→ Prompt
Transcribe the listing verbatim. Do not carry over any pictures.

┄┄┄┄┄┄

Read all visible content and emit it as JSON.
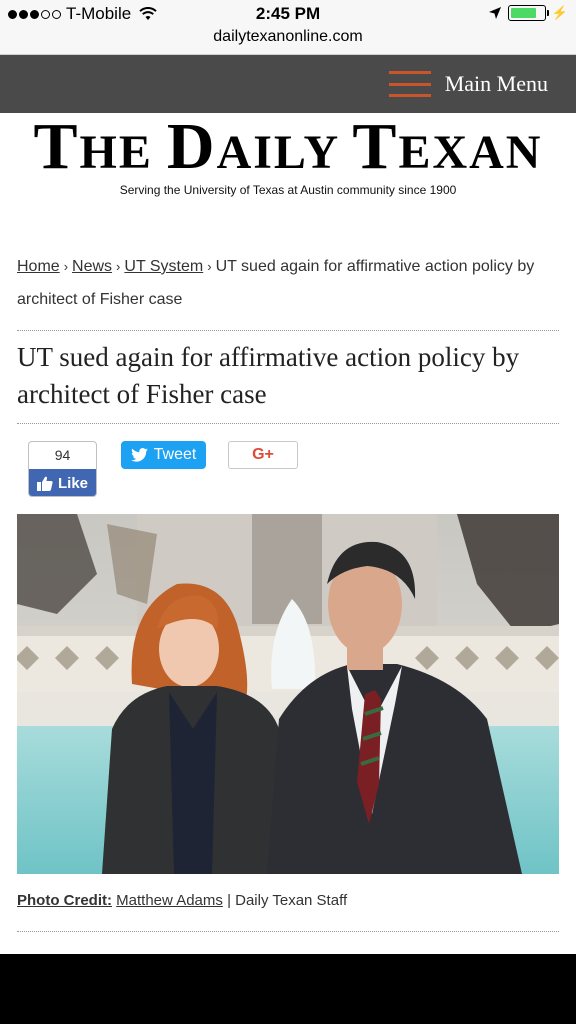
{
  "status_bar": {
    "carrier": "T-Mobile",
    "time": "2:45 PM"
  },
  "browser": {
    "url": "dailytexanonline.com"
  },
  "site": {
    "menu_label": "Main Menu",
    "logo": {
      "t1": "T",
      "t1_rest": "HE",
      "t2": "D",
      "t2_rest": "AILY",
      "t3": "T",
      "t3_rest": "EXAN"
    },
    "tagline": "Serving the University of Texas at Austin community since 1900"
  },
  "breadcrumb": {
    "home": "Home",
    "news": "News",
    "section": "UT System",
    "current": "UT sued again for affirmative action policy by architect of Fisher case",
    "separator": "›"
  },
  "article": {
    "headline": "UT sued again for affirmative action policy by architect of Fisher case",
    "photo_credit_label": "Photo Credit:",
    "photographer": "Matthew Adams",
    "staff": "| Daily Texan Staff"
  },
  "social": {
    "like_count": "94",
    "like_label": "Like",
    "tweet_label": "Tweet",
    "gplus_label": "G+"
  },
  "colors": {
    "nav_bg": "#4a4a4a",
    "menu_accent": "#c8562a",
    "facebook": "#4267b2",
    "twitter": "#1da1f2",
    "gplus": "#dd4b39"
  }
}
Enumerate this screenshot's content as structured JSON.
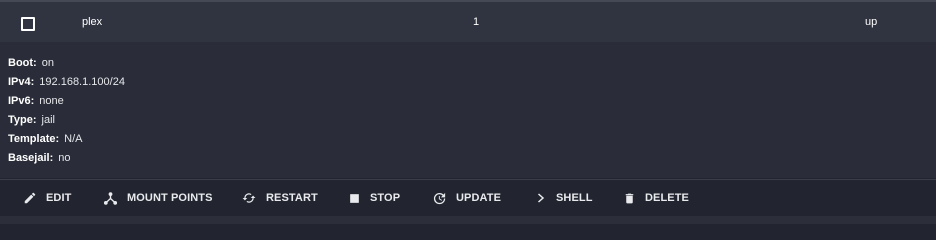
{
  "row": {
    "name": "plex",
    "number": "1",
    "state": "up"
  },
  "details": [
    {
      "key": "Boot:",
      "value": "on"
    },
    {
      "key": "IPv4:",
      "value": "192.168.1.100/24"
    },
    {
      "key": "IPv6:",
      "value": "none"
    },
    {
      "key": "Type:",
      "value": "jail"
    },
    {
      "key": "Template:",
      "value": "N/A"
    },
    {
      "key": "Basejail:",
      "value": "no"
    }
  ],
  "actions": {
    "edit": "EDIT",
    "mount_points": "MOUNT POINTS",
    "restart": "RESTART",
    "stop": "STOP",
    "update": "UPDATE",
    "shell": "SHELL",
    "delete": "DELETE"
  },
  "colors": {
    "row_bg": "#303340",
    "details_bg": "#2a2d39",
    "text": "#ffffff"
  }
}
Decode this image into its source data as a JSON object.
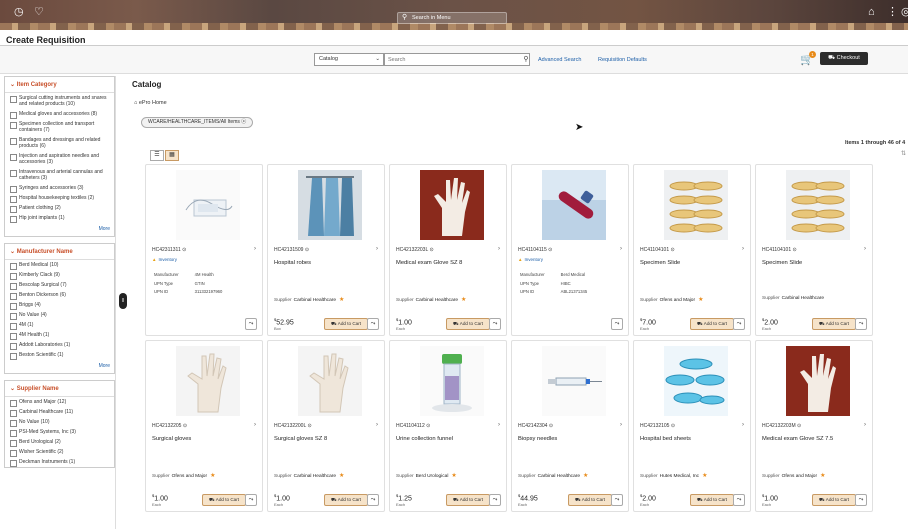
{
  "topbar": {
    "search_placeholder": "Search in Menu"
  },
  "page": {
    "title": "Create Requisition"
  },
  "searchbar": {
    "catalog_value": "Catalog",
    "search_placeholder": "Search",
    "advanced_search": "Advanced Search",
    "requisition_defaults": "Requisition Defaults",
    "cart_count": "1",
    "checkout_label": "Checkout"
  },
  "sidebar": {
    "facets": [
      {
        "title": "Item Category",
        "more": "More",
        "items": [
          "Surgical cutting instruments and snares and related products (10)",
          "Medical gloves and accessories (8)",
          "Specimen collection and transport containers (7)",
          "Bandages and dressings and related products (6)",
          "Injection and aspiration needles and accessories (3)",
          "Intravenous and arterial cannulas and catheters (3)",
          "Syringes and accessories (3)",
          "Hospital housekeeping textiles (2)",
          "Patient clothing (2)",
          "Hip joint implants (1)"
        ]
      },
      {
        "title": "Manufacturer Name",
        "more": "More",
        "items": [
          "Berd Medical (10)",
          "Kimberly Clack (9)",
          "Bescolap Surgical (7)",
          "Benton Dickerson (6)",
          "Briggs (4)",
          "No Value (4)",
          "4M (1)",
          "4M Health (1)",
          "Addott Laboratories (1)",
          "Beston Scientific (1)"
        ]
      },
      {
        "title": "Supplier Name",
        "more": "",
        "items": [
          "Ofens and Major (12)",
          "Carbinal Healthcare (11)",
          "No Value (10)",
          "PSI-Med Systems, Inc (3)",
          "Berd Urological (2)",
          "Wisher Scientific (2)",
          "Deckman Instruments (1)"
        ]
      }
    ]
  },
  "main": {
    "heading": "Catalog",
    "home_label": "ePro Home",
    "chip": "WCARE/HEALTHCARE_ITEMS/All Items",
    "items_count": "Items 1 through 46 of 4",
    "add_to_cart": "Add to Cart",
    "supplier_label": "Supplier",
    "inventory_label": "Inventory"
  },
  "products": [
    {
      "id": "HC42311311",
      "name": "",
      "inventory": true,
      "specs": [
        [
          "Manufacturer",
          "4M Health"
        ],
        [
          "UPN Type",
          "GTIN"
        ],
        [
          "UPN ID",
          "311332197960"
        ]
      ],
      "supplier": "",
      "price": "",
      "unit": "",
      "img": "gauze",
      "star": false
    },
    {
      "id": "HC42131509",
      "name": "Hospital robes",
      "inventory": false,
      "specs": [],
      "supplier": "Carbinal Healthcare",
      "price": "52.95",
      "unit": "Box",
      "img": "robes",
      "star": true
    },
    {
      "id": "HC42132203L",
      "name": "Medical exam Glove SZ 8",
      "inventory": false,
      "specs": [],
      "supplier": "Carbinal Healthcare",
      "price": "1.00",
      "unit": "Each",
      "img": "glove-red",
      "star": true
    },
    {
      "id": "HC41104115",
      "name": "",
      "inventory": true,
      "specs": [
        [
          "Manufacturer",
          "Berd Medical"
        ],
        [
          "UPN Type",
          "HIBC"
        ],
        [
          "UPN ID",
          "ABL21371345"
        ]
      ],
      "supplier": "",
      "price": "",
      "unit": "",
      "img": "tube",
      "star": false
    },
    {
      "id": "HC41104101",
      "name": "Specimen Slide",
      "inventory": false,
      "specs": [],
      "supplier": "Ofens and Major",
      "price": "7.00",
      "unit": "Each",
      "img": "petri",
      "star": true
    },
    {
      "id": "HC41104101",
      "name": "Specimen Slide",
      "inventory": false,
      "specs": [],
      "supplier": "Carbinal Healthcare",
      "price": "2.00",
      "unit": "Each",
      "img": "petri",
      "star": false
    },
    {
      "id": "HC42132205",
      "name": "Surgical gloves",
      "inventory": false,
      "specs": [],
      "supplier": "Ofens and Major",
      "price": "1.00",
      "unit": "Each",
      "img": "glove-white",
      "star": true
    },
    {
      "id": "HC42132200L",
      "name": "Surgical gloves SZ 8",
      "inventory": false,
      "specs": [],
      "supplier": "Carbinal Healthcare",
      "price": "1.00",
      "unit": "Each",
      "img": "glove-white",
      "star": true
    },
    {
      "id": "HC41104112",
      "name": "Urine collection funnel",
      "inventory": false,
      "specs": [],
      "supplier": "Berd Urological",
      "price": "1.25",
      "unit": "Each",
      "img": "funnel",
      "star": true
    },
    {
      "id": "HC42142304",
      "name": "Biopsy needles",
      "inventory": false,
      "specs": [],
      "supplier": "Carbinal Healthcare",
      "price": "44.95",
      "unit": "Each",
      "img": "syringe",
      "star": true
    },
    {
      "id": "HC42132105",
      "name": "Hospital bed sheets",
      "inventory": false,
      "specs": [],
      "supplier": "Hutes Medical, Inc",
      "price": "2.00",
      "unit": "Each",
      "img": "dishes",
      "star": true
    },
    {
      "id": "HC42132203M",
      "name": "Medical exam Glove SZ 7.5",
      "inventory": false,
      "specs": [],
      "supplier": "Ofens and Major",
      "price": "1.00",
      "unit": "Each",
      "img": "glove-red",
      "star": true
    }
  ]
}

┄┄┄┄┄┄

→ Reply to the exercise
Read all visible content and emit it as JSON.
{
  "status_bar": {
    "carrier": "T-Mobile",
    "time": "2:45 PM"
  },
  "browser": {
    "url": "dailytexanonline.com"
  },
  "site": {
    "menu_label": "Main Menu",
    "logo": {
      "t1": "T",
      "t1_rest": "HE",
      "t2": "D",
      "t2_rest": "AILY",
      "t3": "T",
      "t3_rest": "EXAN"
    },
    "tagline": "Serving the University of Texas at Austin community since 1900"
  },
  "breadcrumb": {
    "home": "Home",
    "news": "News",
    "section": "UT System",
    "current": "UT sued again for affirmative action policy by architect of Fisher case",
    "separator": "›"
  },
  "article": {
    "headline": "UT sued again for affirmative action policy by architect of Fisher case",
    "photo_credit_label": "Photo Credit:",
    "photographer": "Matthew Adams",
    "staff": "| Daily Texan Staff"
  },
  "social": {
    "like_count": "94",
    "like_label": "Like",
    "tweet_label": "Tweet",
    "gplus_label": "G+"
  },
  "colors": {
    "nav_bg": "#4a4a4a",
    "menu_accent": "#c8562a",
    "facebook": "#4267b2",
    "twitter": "#1da1f2",
    "gplus": "#dd4b39"
  }
}
Enumerate this screenshot's content as structured JSON.
{
  "row": {
    "name": "plex",
    "number": "1",
    "state": "up"
  },
  "details": [
    {
      "key": "Boot:",
      "value": "on"
    },
    {
      "key": "IPv4:",
      "value": "192.168.1.100/24"
    },
    {
      "key": "IPv6:",
      "value": "none"
    },
    {
      "key": "Type:",
      "value": "jail"
    },
    {
      "key": "Template:",
      "value": "N/A"
    },
    {
      "key": "Basejail:",
      "value": "no"
    }
  ],
  "actions": {
    "edit": "EDIT",
    "mount_points": "MOUNT POINTS",
    "restart": "RESTART",
    "stop": "STOP",
    "update": "UPDATE",
    "shell": "SHELL",
    "delete": "DELETE"
  },
  "colors": {
    "row_bg": "#303340",
    "details_bg": "#2a2d39",
    "text": "#ffffff"
  }
}
Decode this image into its source data as a JSON object.
{
  "topbar": {
    "search_placeholder": "Search in Menu"
  },
  "page": {
    "title": "Create Requisition"
  },
  "searchbar": {
    "catalog_value": "Catalog",
    "search_placeholder": "Search",
    "advanced_search": "Advanced Search",
    "requisition_defaults": "Requisition Defaults",
    "cart_count": "1",
    "checkout_label": "Checkout"
  },
  "sidebar": {
    "facets": [
      {
        "title": "Item Category",
        "more": "More",
        "items": [
          "Surgical cutting instruments and snares and related products (10)",
          "Medical gloves and accessories (8)",
          "Specimen collection and transport containers (7)",
          "Bandages and dressings and related products (6)",
          "Injection and aspiration needles and accessories (3)",
          "Intravenous and arterial cannulas and catheters (3)",
          "Syringes and accessories (3)",
          "Hospital housekeeping textiles (2)",
          "Patient clothing (2)",
          "Hip joint implants (1)"
        ]
      },
      {
        "title": "Manufacturer Name",
        "more": "More",
        "items": [
          "Berd Medical (10)",
          "Kimberly Clack (9)",
          "Bescolap Surgical (7)",
          "Benton Dickerson (6)",
          "Briggs (4)",
          "No Value (4)",
          "4M (1)",
          "4M Health (1)",
          "Addott Laboratories (1)",
          "Beston Scientific (1)"
        ]
      },
      {
        "title": "Supplier Name",
        "more": "",
        "items": [
          "Ofens and Major (12)",
          "Carbinal Healthcare (11)",
          "No Value (10)",
          "PSI-Med Systems, Inc (3)",
          "Berd Urological (2)",
          "Wisher Scientific (2)",
          "Deckman Instruments (1)"
        ]
      }
    ]
  },
  "main": {
    "heading": "Catalog",
    "home_label": "ePro Home",
    "chip": "WCARE/HEALTHCARE_ITEMS/All Items",
    "items_count": "Items 1 through 46 of 4",
    "add_to_cart": "Add to Cart",
    "supplier_label": "Supplier",
    "inventory_label": "Inventory"
  },
  "products": [
    {
      "id": "HC42311311",
      "name": "",
      "inventory": true,
      "specs": [
        [
          "Manufacturer",
          "4M Health"
        ],
        [
          "UPN Type",
          "GTIN"
        ],
        [
          "UPN ID",
          "311332197960"
        ]
      ],
      "supplier": "",
      "price": "",
      "unit": "",
      "img": "gauze",
      "star": false
    },
    {
      "id": "HC42131509",
      "name": "Hospital robes",
      "inventory": false,
      "specs": [],
      "supplier": "Carbinal Healthcare",
      "price": "52.95",
      "unit": "Box",
      "img": "robes",
      "star": true
    },
    {
      "id": "HC42132203L",
      "name": "Medical exam Glove SZ 8",
      "inventory": false,
      "specs": [],
      "supplier": "Carbinal Healthcare",
      "price": "1.00",
      "unit": "Each",
      "img": "glove-red",
      "star": true
    },
    {
      "id": "HC41104115",
      "name": "",
      "inventory": true,
      "specs": [
        [
          "Manufacturer",
          "Berd Medical"
        ],
        [
          "UPN Type",
          "HIBC"
        ],
        [
          "UPN ID",
          "ABL21371345"
        ]
      ],
      "supplier": "",
      "price": "",
      "unit": "",
      "img": "tube",
      "star": false
    },
    {
      "id": "HC41104101",
      "name": "Specimen Slide",
      "inventory": false,
      "specs": [],
      "supplier": "Ofens and Major",
      "price": "7.00",
      "unit": "Each",
      "img": "petri",
      "star": true
    },
    {
      "id": "HC41104101",
      "name": "Specimen Slide",
      "inventory": false,
      "specs": [],
      "supplier": "Carbinal Healthcare",
      "price": "2.00",
      "unit": "Each",
      "img": "petri",
      "star": false
    },
    {
      "id": "HC42132205",
      "name": "Surgical gloves",
      "inventory": false,
      "specs": [],
      "supplier": "Ofens and Major",
      "price": "1.00",
      "unit": "Each",
      "img": "glove-white",
      "star": true
    },
    {
      "id": "HC42132200L",
      "name": "Surgical gloves SZ 8",
      "inventory": false,
      "specs": [],
      "supplier": "Carbinal Healthcare",
      "price": "1.00",
      "unit": "Each",
      "img": "glove-white",
      "star": true
    },
    {
      "id": "HC41104112",
      "name": "Urine collection funnel",
      "inventory": false,
      "specs": [],
      "supplier": "Berd Urological",
      "price": "1.25",
      "unit": "Each",
      "img": "funnel",
      "star": true
    },
    {
      "id": "HC42142304",
      "name": "Biopsy needles",
      "inventory": false,
      "specs": [],
      "supplier": "Carbinal Healthcare",
      "price": "44.95",
      "unit": "Each",
      "img": "syringe",
      "star": true
    },
    {
      "id": "HC42132105",
      "name": "Hospital bed sheets",
      "inventory": false,
      "specs": [],
      "supplier": "Hutes Medical, Inc",
      "price": "2.00",
      "unit": "Each",
      "img": "dishes",
      "star": true
    },
    {
      "id": "HC42132203M",
      "name": "Medical exam Glove SZ 7.5",
      "inventory": false,
      "specs": [],
      "supplier": "Ofens and Major",
      "price": "1.00",
      "unit": "Each",
      "img": "glove-red",
      "star": true
    }
  ]
}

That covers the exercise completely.